--- Begin Extracted data ---

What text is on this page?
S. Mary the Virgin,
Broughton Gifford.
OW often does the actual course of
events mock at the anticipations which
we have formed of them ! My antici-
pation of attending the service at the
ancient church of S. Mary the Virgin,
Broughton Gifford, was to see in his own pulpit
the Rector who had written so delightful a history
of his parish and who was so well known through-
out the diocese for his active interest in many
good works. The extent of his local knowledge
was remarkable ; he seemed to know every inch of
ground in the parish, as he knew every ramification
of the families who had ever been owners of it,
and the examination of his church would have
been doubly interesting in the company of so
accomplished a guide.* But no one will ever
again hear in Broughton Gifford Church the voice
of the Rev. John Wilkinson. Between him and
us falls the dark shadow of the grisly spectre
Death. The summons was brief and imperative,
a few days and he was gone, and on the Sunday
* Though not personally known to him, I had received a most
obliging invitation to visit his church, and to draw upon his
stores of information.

--- End Extracted data ---

Filter the records above and return every line that holds the word "Virgin".

S. Mary the Virgin,
ancient church of S. Mary the Virgin,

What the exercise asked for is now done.